Some lines of these records may hold the word "from"; state how many, using only the number.

+-------+

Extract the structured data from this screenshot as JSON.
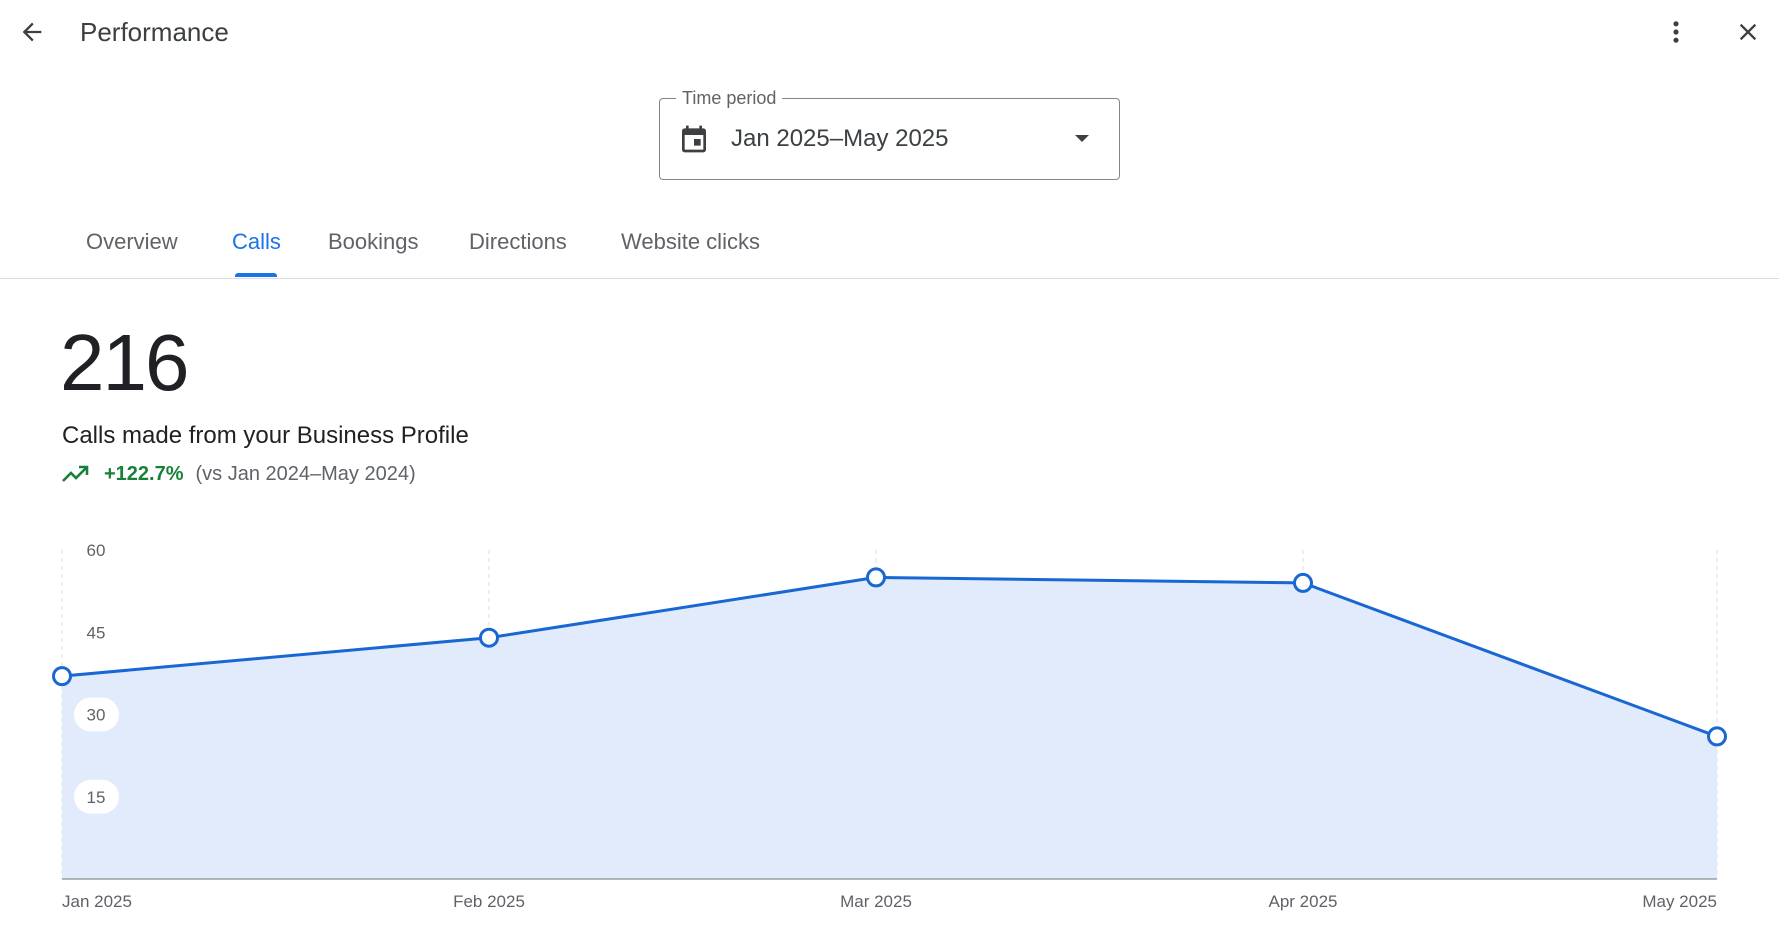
{
  "header": {
    "title": "Performance",
    "back_icon": "arrow-back-icon",
    "more_icon": "more-vert-icon",
    "close_icon": "close-icon"
  },
  "time_period": {
    "label": "Time period",
    "value": "Jan 2025–May 2025",
    "icon": "calendar-icon"
  },
  "tabs": [
    {
      "label": "Overview",
      "active": false
    },
    {
      "label": "Calls",
      "active": true
    },
    {
      "label": "Bookings",
      "active": false
    },
    {
      "label": "Directions",
      "active": false
    },
    {
      "label": "Website clicks",
      "active": false
    }
  ],
  "metric": {
    "value": "216",
    "label": "Calls made from your Business Profile",
    "change": "+122.7%",
    "comparison": "(vs Jan 2024–May 2024)"
  },
  "colors": {
    "accent": "#1a73e8",
    "line": "#1967d2",
    "area": "#e1ebfb",
    "positive": "#188038"
  },
  "chart_data": {
    "type": "area",
    "categories": [
      "Jan 2025",
      "Feb 2025",
      "Mar 2025",
      "Apr 2025",
      "May 2025"
    ],
    "series": [
      {
        "values": [
          37,
          44,
          55,
          54,
          26
        ]
      }
    ],
    "ylim": [
      0,
      60
    ],
    "yticks": [
      15,
      30,
      45,
      60
    ],
    "grid": "vertical-dashed",
    "legend": "none"
  }
}
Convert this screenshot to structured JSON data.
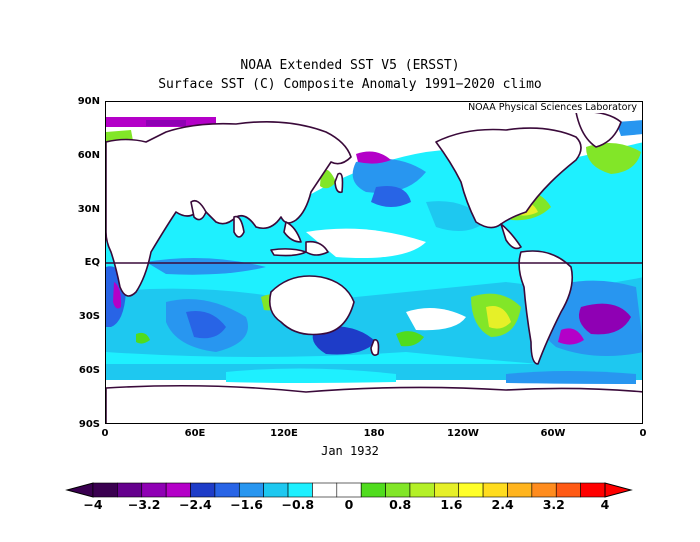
{
  "title": "NOAA Extended SST V5 (ERSST)",
  "subtitle": "Surface SST (C) Composite Anomaly 1991−2020 climo",
  "credit": "NOAA Physical Sciences Laboratory",
  "date_label": "Jan 1932",
  "lat_labels": [
    "90N",
    "60N",
    "30N",
    "EQ",
    "30S",
    "60S",
    "90S"
  ],
  "lon_labels": [
    "0",
    "60E",
    "120E",
    "180",
    "120W",
    "60W",
    "0"
  ],
  "colorbar": {
    "labels": [
      "−4",
      "−3.2",
      "−2.4",
      "−1.6",
      "−0.8",
      "0",
      "0.8",
      "1.6",
      "2.4",
      "3.2",
      "4"
    ],
    "colors": [
      "#3a0050",
      "#64008c",
      "#8f00b4",
      "#b400c8",
      "#1e3cc8",
      "#2864e6",
      "#2896f0",
      "#1ec8f0",
      "#1ef0ff",
      "#ffffff",
      "#ffffff",
      "#50dc1e",
      "#82e628",
      "#b4f028",
      "#e6f028",
      "#ffff28",
      "#ffdc1e",
      "#ffb41e",
      "#ff8c1e",
      "#ff5a14",
      "#ff0000"
    ]
  },
  "legend_units": "C"
}
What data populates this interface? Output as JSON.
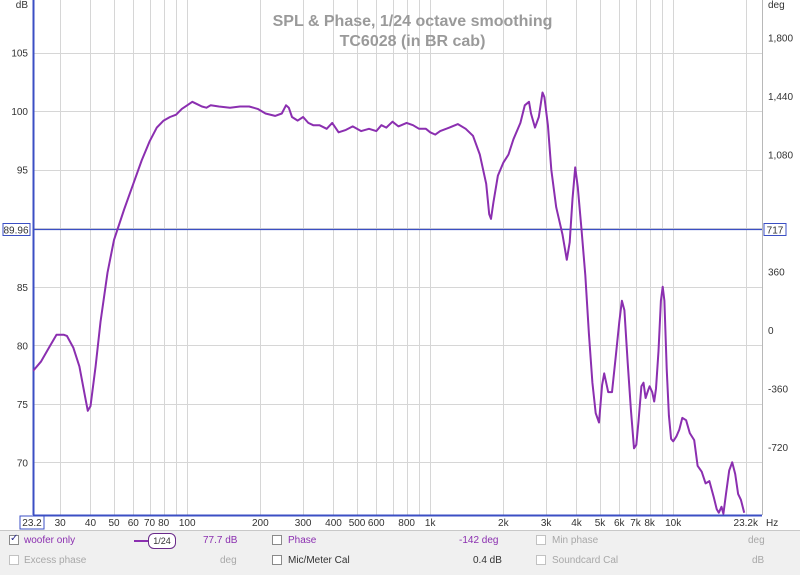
{
  "chart_data": {
    "type": "line",
    "title": "SPL & Phase, 1/24 octave smoothing",
    "subtitle": "TC6028 (in BR cab)",
    "left_unit": "dB",
    "right_unit": "deg",
    "x_unit": "Hz",
    "x_scale": "log",
    "xlim": [
      23.2,
      23200
    ],
    "ylim": [
      65.5,
      109.5
    ],
    "right_ylim": [
      -1138,
      2030
    ],
    "x_ticks": [
      {
        "v": 30,
        "label": "30"
      },
      {
        "v": 40,
        "label": "40"
      },
      {
        "v": 50,
        "label": "50"
      },
      {
        "v": 60,
        "label": "60"
      },
      {
        "v": 70,
        "label": "70"
      },
      {
        "v": 80,
        "label": "80"
      },
      {
        "v": 100,
        "label": "100"
      },
      {
        "v": 200,
        "label": "200"
      },
      {
        "v": 300,
        "label": "300"
      },
      {
        "v": 400,
        "label": "400"
      },
      {
        "v": 500,
        "label": "500"
      },
      {
        "v": 600,
        "label": "600"
      },
      {
        "v": 800,
        "label": "800"
      },
      {
        "v": 1000,
        "label": "1k"
      },
      {
        "v": 2000,
        "label": "2k"
      },
      {
        "v": 3000,
        "label": "3k"
      },
      {
        "v": 4000,
        "label": "4k"
      },
      {
        "v": 5000,
        "label": "5k"
      },
      {
        "v": 6000,
        "label": "6k"
      },
      {
        "v": 7000,
        "label": "7k"
      },
      {
        "v": 8000,
        "label": "8k"
      },
      {
        "v": 10000,
        "label": "10k"
      }
    ],
    "x_start_label": "23.2",
    "x_end_label": "23.2k",
    "y_ticks": [
      70,
      75,
      80,
      85,
      95,
      100,
      105
    ],
    "right_ticks": [
      {
        "v": -720,
        "label": "-720"
      },
      {
        "v": -360,
        "label": "-360"
      },
      {
        "v": 0,
        "label": "0"
      },
      {
        "v": 360,
        "label": "360"
      },
      {
        "v": 1080,
        "label": "1,080"
      },
      {
        "v": 1440,
        "label": "1,440"
      },
      {
        "v": 1800,
        "label": "1,800"
      }
    ],
    "cursor": {
      "y": 89.96,
      "left_label": "89.96",
      "right_label": "717"
    },
    "series": [
      {
        "name": "woofer only",
        "color": "#8b2fb0",
        "points": [
          [
            23.2,
            77.8
          ],
          [
            25,
            78.6
          ],
          [
            27,
            79.8
          ],
          [
            29,
            80.9
          ],
          [
            31,
            80.9
          ],
          [
            32,
            80.8
          ],
          [
            34,
            79.8
          ],
          [
            36,
            78.2
          ],
          [
            38,
            75.6
          ],
          [
            39,
            74.4
          ],
          [
            40,
            74.8
          ],
          [
            42,
            78.2
          ],
          [
            44,
            82.0
          ],
          [
            47,
            86.2
          ],
          [
            50,
            89.0
          ],
          [
            55,
            91.6
          ],
          [
            60,
            93.8
          ],
          [
            65,
            95.8
          ],
          [
            70,
            97.4
          ],
          [
            75,
            98.6
          ],
          [
            80,
            99.2
          ],
          [
            85,
            99.5
          ],
          [
            90,
            99.7
          ],
          [
            95,
            100.2
          ],
          [
            100,
            100.5
          ],
          [
            105,
            100.8
          ],
          [
            110,
            100.6
          ],
          [
            115,
            100.4
          ],
          [
            120,
            100.3
          ],
          [
            125,
            100.5
          ],
          [
            135,
            100.4
          ],
          [
            150,
            100.3
          ],
          [
            165,
            100.4
          ],
          [
            180,
            100.4
          ],
          [
            195,
            100.2
          ],
          [
            210,
            99.8
          ],
          [
            230,
            99.6
          ],
          [
            245,
            99.8
          ],
          [
            255,
            100.5
          ],
          [
            262,
            100.3
          ],
          [
            270,
            99.5
          ],
          [
            285,
            99.2
          ],
          [
            300,
            99.5
          ],
          [
            315,
            99.0
          ],
          [
            330,
            98.8
          ],
          [
            350,
            98.8
          ],
          [
            375,
            98.5
          ],
          [
            395,
            99.0
          ],
          [
            420,
            98.2
          ],
          [
            450,
            98.4
          ],
          [
            480,
            98.7
          ],
          [
            520,
            98.3
          ],
          [
            560,
            98.5
          ],
          [
            600,
            98.3
          ],
          [
            630,
            98.8
          ],
          [
            660,
            98.6
          ],
          [
            700,
            99.1
          ],
          [
            740,
            98.7
          ],
          [
            800,
            99.0
          ],
          [
            850,
            98.8
          ],
          [
            900,
            98.5
          ],
          [
            960,
            98.5
          ],
          [
            1000,
            98.2
          ],
          [
            1050,
            98.0
          ],
          [
            1100,
            98.3
          ],
          [
            1200,
            98.6
          ],
          [
            1300,
            98.9
          ],
          [
            1400,
            98.5
          ],
          [
            1500,
            97.9
          ],
          [
            1600,
            96.3
          ],
          [
            1700,
            93.8
          ],
          [
            1750,
            91.2
          ],
          [
            1780,
            90.8
          ],
          [
            1820,
            92.2
          ],
          [
            1900,
            94.5
          ],
          [
            2000,
            95.6
          ],
          [
            2100,
            96.3
          ],
          [
            2200,
            97.6
          ],
          [
            2350,
            99.0
          ],
          [
            2450,
            100.5
          ],
          [
            2550,
            100.8
          ],
          [
            2600,
            99.8
          ],
          [
            2700,
            98.6
          ],
          [
            2800,
            99.5
          ],
          [
            2900,
            101.6
          ],
          [
            2950,
            101.2
          ],
          [
            3050,
            98.8
          ],
          [
            3150,
            95.0
          ],
          [
            3300,
            91.8
          ],
          [
            3500,
            89.5
          ],
          [
            3650,
            87.3
          ],
          [
            3750,
            88.8
          ],
          [
            3850,
            92.5
          ],
          [
            3950,
            95.2
          ],
          [
            4050,
            93.5
          ],
          [
            4200,
            89.8
          ],
          [
            4350,
            86.0
          ],
          [
            4500,
            81.0
          ],
          [
            4650,
            76.8
          ],
          [
            4800,
            74.2
          ],
          [
            4950,
            73.4
          ],
          [
            5100,
            76.6
          ],
          [
            5200,
            77.6
          ],
          [
            5400,
            76.0
          ],
          [
            5600,
            76.0
          ],
          [
            5800,
            79.0
          ],
          [
            6000,
            82.0
          ],
          [
            6150,
            83.8
          ],
          [
            6300,
            83.0
          ],
          [
            6500,
            78.5
          ],
          [
            6700,
            74.5
          ],
          [
            6900,
            71.2
          ],
          [
            7050,
            71.5
          ],
          [
            7200,
            73.5
          ],
          [
            7400,
            76.5
          ],
          [
            7550,
            76.8
          ],
          [
            7700,
            75.5
          ],
          [
            7900,
            76.2
          ],
          [
            8000,
            76.5
          ],
          [
            8200,
            76.0
          ],
          [
            8350,
            75.2
          ],
          [
            8500,
            76.3
          ],
          [
            8700,
            79.5
          ],
          [
            8900,
            83.8
          ],
          [
            9050,
            85.0
          ],
          [
            9200,
            83.8
          ],
          [
            9400,
            78.0
          ],
          [
            9600,
            74.0
          ],
          [
            9800,
            72.0
          ],
          [
            10000,
            71.8
          ],
          [
            10300,
            72.2
          ],
          [
            10600,
            72.8
          ],
          [
            10900,
            73.8
          ],
          [
            11300,
            73.6
          ],
          [
            11700,
            72.5
          ],
          [
            12200,
            71.9
          ],
          [
            12600,
            69.7
          ],
          [
            13100,
            69.2
          ],
          [
            13600,
            68.2
          ],
          [
            14100,
            68.4
          ],
          [
            14700,
            67.0
          ],
          [
            15100,
            66.0
          ],
          [
            15400,
            65.7
          ],
          [
            15800,
            66.2
          ],
          [
            16100,
            65.6
          ],
          [
            16500,
            67.3
          ],
          [
            17000,
            69.3
          ],
          [
            17500,
            70.0
          ],
          [
            18000,
            69.0
          ],
          [
            18500,
            67.3
          ],
          [
            19000,
            66.8
          ],
          [
            19600,
            65.7
          ]
        ]
      }
    ]
  },
  "legend": {
    "row1": {
      "series_label": "woofer only",
      "smoothing": "1/24",
      "value": "77.7 dB",
      "phase_label": "Phase",
      "phase_value": "-142 deg",
      "min_phase_label": "Min phase",
      "min_phase_unit": "deg"
    },
    "row2": {
      "excess_label": "Excess phase",
      "excess_unit": "deg",
      "mic_label": "Mic/Meter Cal",
      "mic_value": "0.4 dB",
      "soundcard_label": "Soundcard Cal",
      "soundcard_unit": "dB"
    }
  },
  "colors": {
    "curve": "#8b2fb0",
    "cursor": "#3b4fc4",
    "axis": "#3b4fc4",
    "grid": "#d6d6d6"
  }
}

+-------+

## ANSWER BELOW
2